**AIM OF THE TASK:**
Return the material word for word. Do not include the pictures.

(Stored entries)
◇ ◇ ◇ ◇ ◇
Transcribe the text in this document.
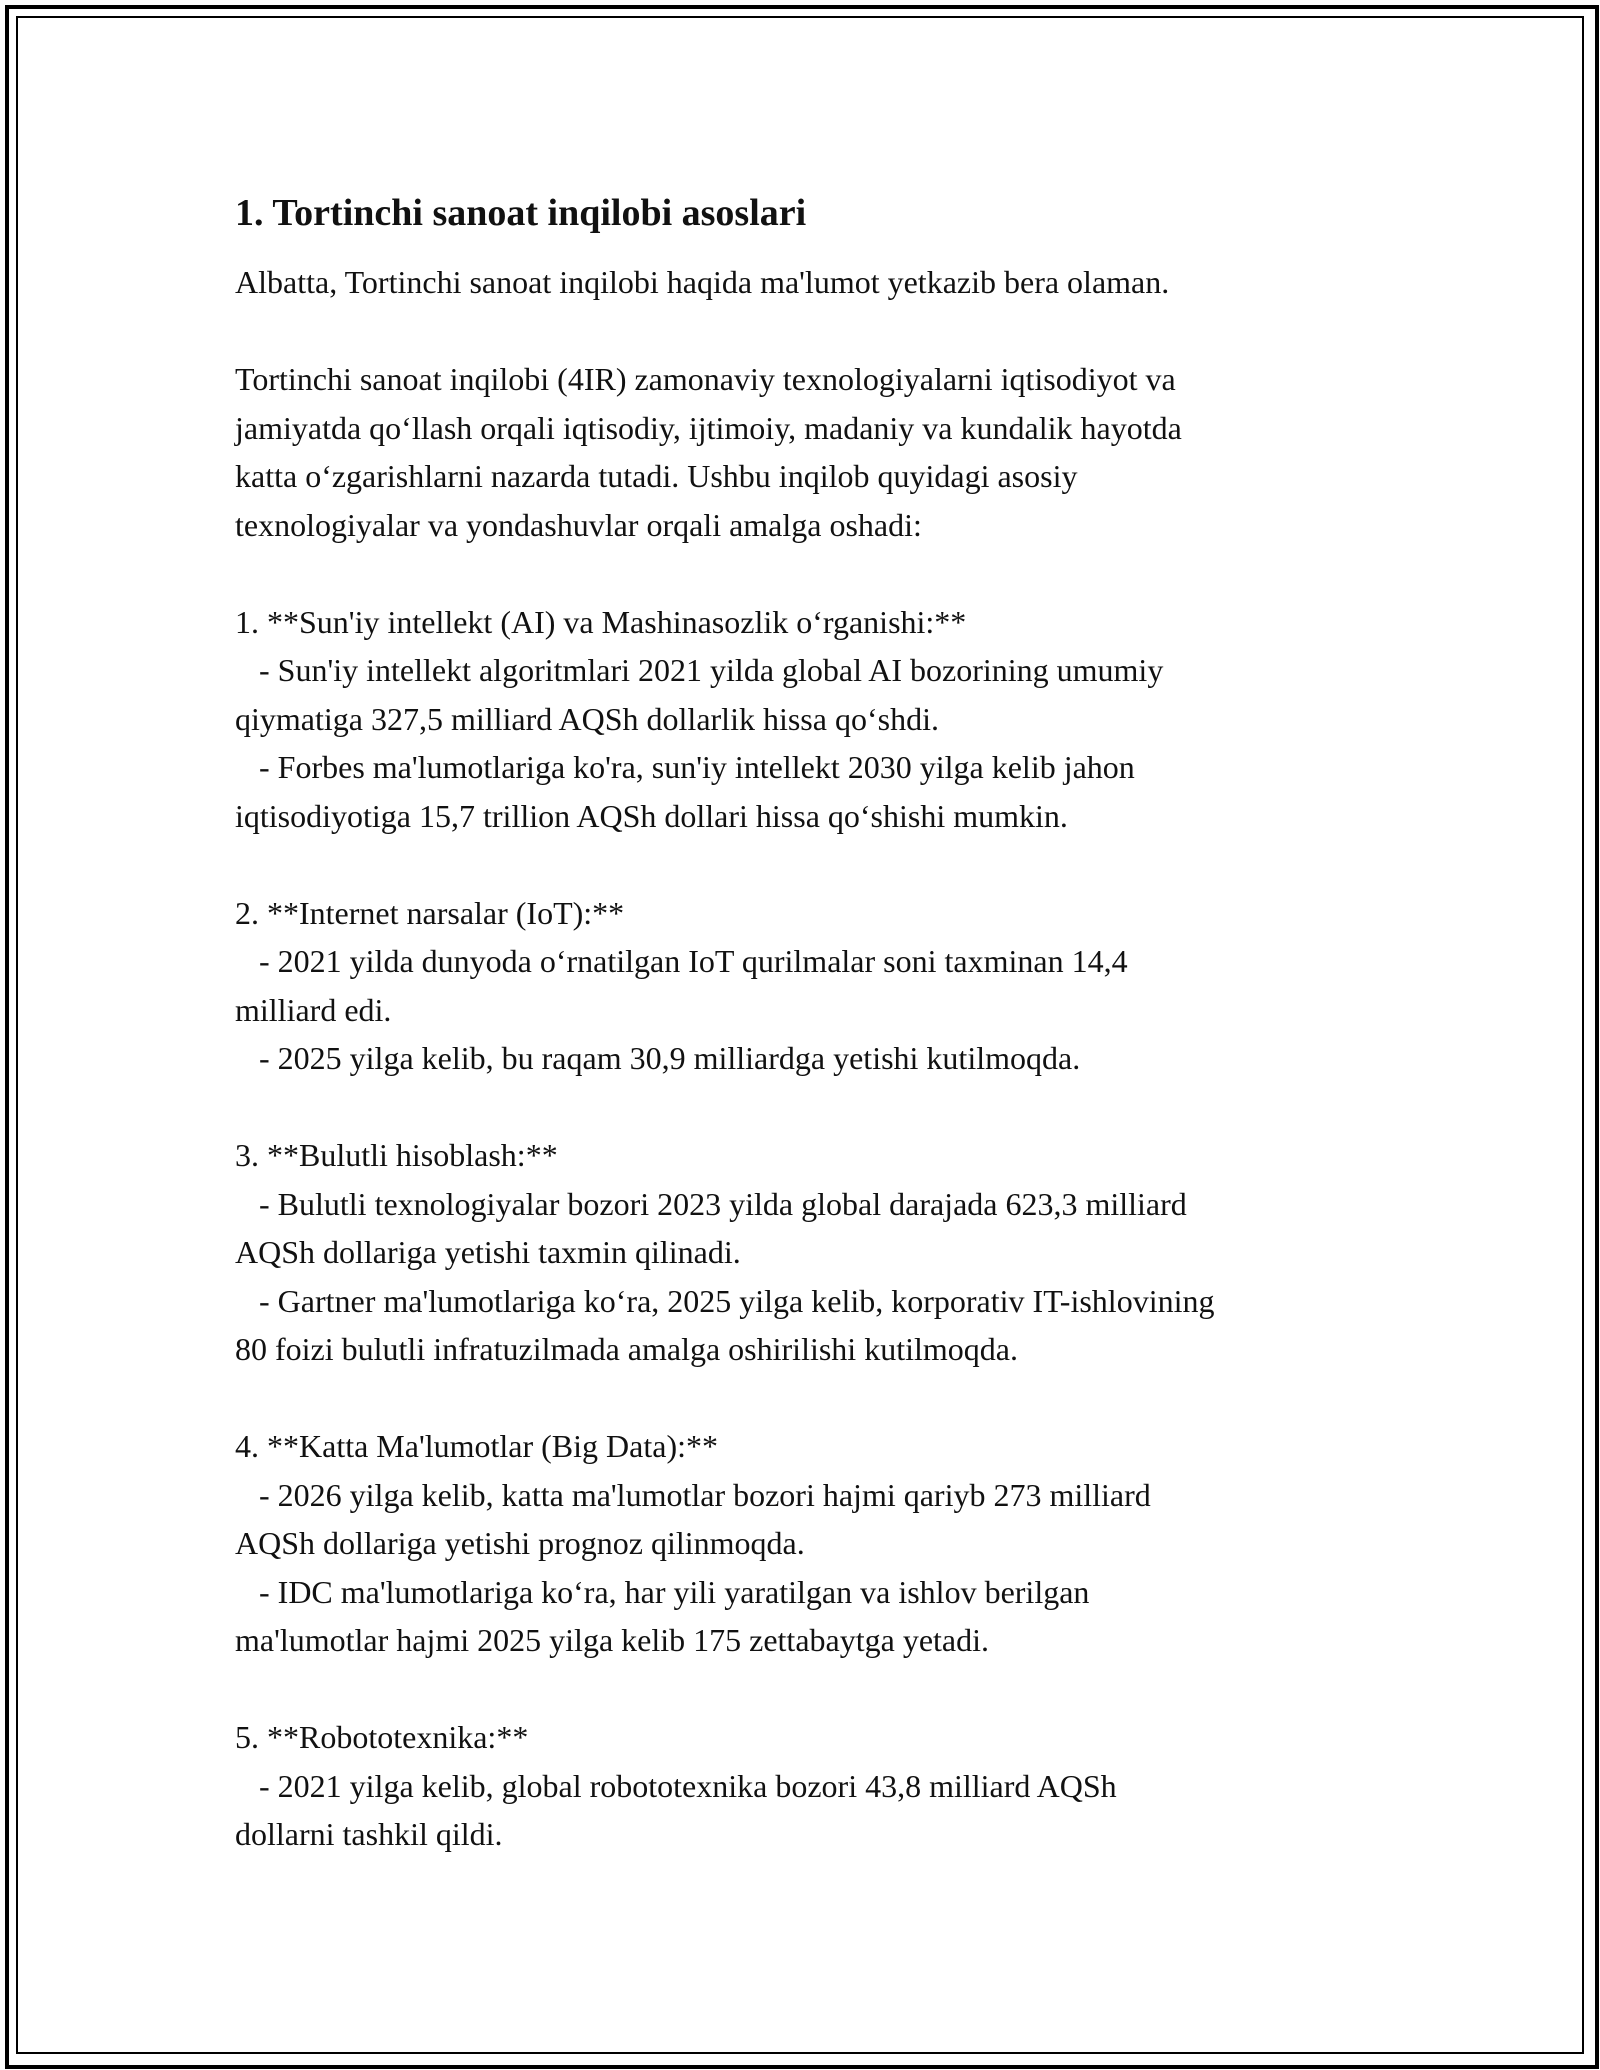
1. Tortinchi sanoat inqilobi asoslari

Albatta, Tortinchi sanoat inqilobi haqida ma'lumot yetkazib bera olaman.

Tortinchi sanoat inqilobi (4IR) zamonaviy texnologiyalarni iqtisodiyot va

jamiyatda qo‘llash orqali iqtisodiy, ijtimoiy, madaniy va kundalik hayotda

katta o‘zgarishlarni nazarda tutadi. Ushbu inqilob quyidagi asosiy

texnologiyalar va yondashuvlar orqali amalga oshadi:

1. **Sun'iy intellekt (AI) va Mashinasozlik o‘rganishi:**

- Sun'iy intellekt algoritmlari 2021 yilda global AI bozorining umumiy

qiymatiga 327,5 milliard AQSh dollarlik hissa qo‘shdi.

- Forbes ma'lumotlariga ko'ra, sun'iy intellekt 2030 yilga kelib jahon

iqtisodiyotiga 15,7 trillion AQSh dollari hissa qo‘shishi mumkin.

2. **Internet narsalar (IoT):**

- 2021 yilda dunyoda o‘rnatilgan IoT qurilmalar soni taxminan 14,4

milliard edi.

- 2025 yilga kelib, bu raqam 30,9 milliardga yetishi kutilmoqda.

3. **Bulutli hisoblash:**

- Bulutli texnologiyalar bozori 2023 yilda global darajada 623,3 milliard

AQSh dollariga yetishi taxmin qilinadi.

- Gartner ma'lumotlariga ko‘ra, 2025 yilga kelib, korporativ IT-ishlovining

80 foizi bulutli infratuzilmada amalga oshirilishi kutilmoqda.

4. **Katta Ma'lumotlar (Big Data):**

- 2026 yilga kelib, katta ma'lumotlar bozori hajmi qariyb 273 milliard

AQSh dollariga yetishi prognoz qilinmoqda.

- IDC ma'lumotlariga ko‘ra, har yili yaratilgan va ishlov berilgan

ma'lumotlar hajmi 2025 yilga kelib 175 zettabaytga yetadi.

5. **Robototexnika:**

- 2021 yilga kelib, global robototexnika bozori 43,8 milliard AQSh

dollarni tashkil qildi.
◇ ◇ ◇ ◇ ◇
**SOLVED PROBLEM:**
Transcribe the text in this document.
1. Tortinchi sanoat inqilobi asoslari

Albatta, Tortinchi sanoat inqilobi haqida ma'lumot yetkazib bera olaman.

Tortinchi sanoat inqilobi (4IR) zamonaviy texnologiyalarni iqtisodiyot va

jamiyatda qo‘llash orqali iqtisodiy, ijtimoiy, madaniy va kundalik hayotda

katta o‘zgarishlarni nazarda tutadi. Ushbu inqilob quyidagi asosiy

texnologiyalar va yondashuvlar orqali amalga oshadi:

1. **Sun'iy intellekt (AI) va Mashinasozlik o‘rganishi:**

- Sun'iy intellekt algoritmlari 2021 yilda global AI bozorining umumiy

qiymatiga 327,5 milliard AQSh dollarlik hissa qo‘shdi.

- Forbes ma'lumotlariga ko'ra, sun'iy intellekt 2030 yilga kelib jahon

iqtisodiyotiga 15,7 trillion AQSh dollari hissa qo‘shishi mumkin.

2. **Internet narsalar (IoT):**

- 2021 yilda dunyoda o‘rnatilgan IoT qurilmalar soni taxminan 14,4

milliard edi.

- 2025 yilga kelib, bu raqam 30,9 milliardga yetishi kutilmoqda.

3. **Bulutli hisoblash:**

- Bulutli texnologiyalar bozori 2023 yilda global darajada 623,3 milliard

AQSh dollariga yetishi taxmin qilinadi.

- Gartner ma'lumotlariga ko‘ra, 2025 yilga kelib, korporativ IT-ishlovining

80 foizi bulutli infratuzilmada amalga oshirilishi kutilmoqda.

4. **Katta Ma'lumotlar (Big Data):**

- 2026 yilga kelib, katta ma'lumotlar bozori hajmi qariyb 273 milliard

AQSh dollariga yetishi prognoz qilinmoqda.

- IDC ma'lumotlariga ko‘ra, har yili yaratilgan va ishlov berilgan

ma'lumotlar hajmi 2025 yilga kelib 175 zettabaytga yetadi.

5. **Robototexnika:**

- 2021 yilga kelib, global robototexnika bozori 43,8 milliard AQSh

dollarni tashkil qildi.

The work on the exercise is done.